Dataset rows about figures:
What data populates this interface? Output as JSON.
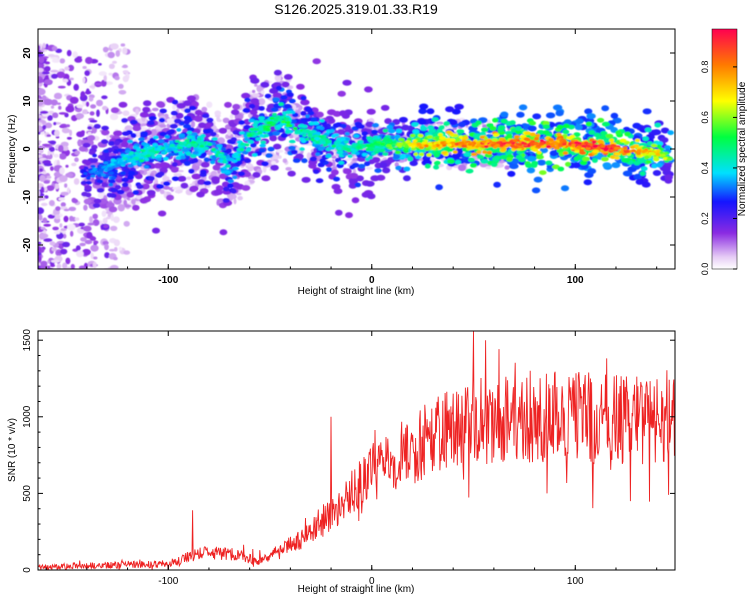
{
  "title": "S126.2025.319.01.33.R19",
  "chart_data": [
    {
      "type": "heatmap",
      "title": "S126.2025.319.01.33.R19",
      "xlabel": "Height of straight line (km)",
      "ylabel": "Frequency (Hz)",
      "xlim": [
        -164,
        149
      ],
      "ylim": [
        -25,
        25
      ],
      "xticks": [
        -100,
        0,
        100
      ],
      "yticks": [
        -20,
        -10,
        0,
        10,
        20
      ],
      "colorbar": {
        "label": "Normalized spectral amplitude",
        "range": [
          0,
          0.95
        ],
        "ticks": [
          0.0,
          0.2,
          0.4,
          0.6,
          0.8
        ]
      },
      "ridge": {
        "x": [
          -164,
          -140,
          -130,
          -120,
          -110,
          -100,
          -90,
          -80,
          -70,
          -60,
          -50,
          -45,
          -40,
          -35,
          -30,
          -20,
          -10,
          0,
          10,
          20,
          40,
          60,
          80,
          100,
          120,
          140,
          149
        ],
        "y": [
          -3,
          -5,
          -4,
          -2,
          -1,
          0,
          1,
          1,
          -4,
          3,
          5,
          7,
          5,
          4,
          3,
          1,
          0,
          1,
          1,
          1,
          1,
          1,
          1,
          1,
          0,
          -1,
          -2
        ],
        "peak_amplitude": [
          0.1,
          0.3,
          0.35,
          0.4,
          0.45,
          0.4,
          0.45,
          0.45,
          0.4,
          0.45,
          0.5,
          0.5,
          0.5,
          0.45,
          0.45,
          0.45,
          0.45,
          0.5,
          0.55,
          0.7,
          0.8,
          0.85,
          0.9,
          0.9,
          0.9,
          0.7,
          0.5
        ]
      }
    },
    {
      "type": "line",
      "xlabel": "Height of straight line (km)",
      "ylabel": "SNR (10 * v/v)",
      "xlim": [
        -164,
        149
      ],
      "ylim": [
        0,
        1560
      ],
      "xticks": [
        -100,
        0,
        100
      ],
      "yticks": [
        0,
        500,
        1000,
        1500
      ],
      "series": [
        {
          "name": "SNR",
          "color": "#ee2222",
          "trend_x": [
            -164,
            -100,
            -85,
            -70,
            -55,
            -40,
            -30,
            -20,
            -10,
            0,
            10,
            20,
            30,
            40,
            50,
            60,
            80,
            100,
            120,
            140,
            149
          ],
          "trend_y": [
            20,
            40,
            110,
            110,
            60,
            160,
            230,
            380,
            500,
            650,
            700,
            800,
            870,
            930,
            960,
            990,
            980,
            1000,
            980,
            980,
            980
          ],
          "spikes": [
            {
              "x": -88,
              "y": 390
            },
            {
              "x": -20,
              "y": 1000
            },
            {
              "x": 50,
              "y": 1560
            },
            {
              "x": 56,
              "y": 1500
            },
            {
              "x": 86,
              "y": 500
            },
            {
              "x": 127,
              "y": 450
            },
            {
              "x": 146,
              "y": 490
            }
          ]
        }
      ]
    }
  ]
}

Given request: Repeat the data exactly in full, omitting its pictures.

The solution:
What data populates this interface? Output as JSON.
{
  "title": "S126.2025.319.01.33.R19",
  "chart_data": [
    {
      "type": "heatmap",
      "title": "S126.2025.319.01.33.R19",
      "xlabel": "Height of straight line (km)",
      "ylabel": "Frequency (Hz)",
      "xlim": [
        -164,
        149
      ],
      "ylim": [
        -25,
        25
      ],
      "xticks": [
        -100,
        0,
        100
      ],
      "yticks": [
        -20,
        -10,
        0,
        10,
        20
      ],
      "colorbar": {
        "label": "Normalized spectral amplitude",
        "range": [
          0,
          0.95
        ],
        "ticks": [
          0.0,
          0.2,
          0.4,
          0.6,
          0.8
        ]
      },
      "ridge": {
        "x": [
          -164,
          -140,
          -130,
          -120,
          -110,
          -100,
          -90,
          -80,
          -70,
          -60,
          -50,
          -45,
          -40,
          -35,
          -30,
          -20,
          -10,
          0,
          10,
          20,
          40,
          60,
          80,
          100,
          120,
          140,
          149
        ],
        "y": [
          -3,
          -5,
          -4,
          -2,
          -1,
          0,
          1,
          1,
          -4,
          3,
          5,
          7,
          5,
          4,
          3,
          1,
          0,
          1,
          1,
          1,
          1,
          1,
          1,
          1,
          0,
          -1,
          -2
        ],
        "peak_amplitude": [
          0.1,
          0.3,
          0.35,
          0.4,
          0.45,
          0.4,
          0.45,
          0.45,
          0.4,
          0.45,
          0.5,
          0.5,
          0.5,
          0.45,
          0.45,
          0.45,
          0.45,
          0.5,
          0.55,
          0.7,
          0.8,
          0.85,
          0.9,
          0.9,
          0.9,
          0.7,
          0.5
        ]
      }
    },
    {
      "type": "line",
      "xlabel": "Height of straight line (km)",
      "ylabel": "SNR (10 * v/v)",
      "xlim": [
        -164,
        149
      ],
      "ylim": [
        0,
        1560
      ],
      "xticks": [
        -100,
        0,
        100
      ],
      "yticks": [
        0,
        500,
        1000,
        1500
      ],
      "series": [
        {
          "name": "SNR",
          "color": "#ee2222",
          "trend_x": [
            -164,
            -100,
            -85,
            -70,
            -55,
            -40,
            -30,
            -20,
            -10,
            0,
            10,
            20,
            30,
            40,
            50,
            60,
            80,
            100,
            120,
            140,
            149
          ],
          "trend_y": [
            20,
            40,
            110,
            110,
            60,
            160,
            230,
            380,
            500,
            650,
            700,
            800,
            870,
            930,
            960,
            990,
            980,
            1000,
            980,
            980,
            980
          ],
          "spikes": [
            {
              "x": -88,
              "y": 390
            },
            {
              "x": -20,
              "y": 1000
            },
            {
              "x": 50,
              "y": 1560
            },
            {
              "x": 56,
              "y": 1500
            },
            {
              "x": 86,
              "y": 500
            },
            {
              "x": 127,
              "y": 450
            },
            {
              "x": 146,
              "y": 490
            }
          ]
        }
      ]
    }
  ]
}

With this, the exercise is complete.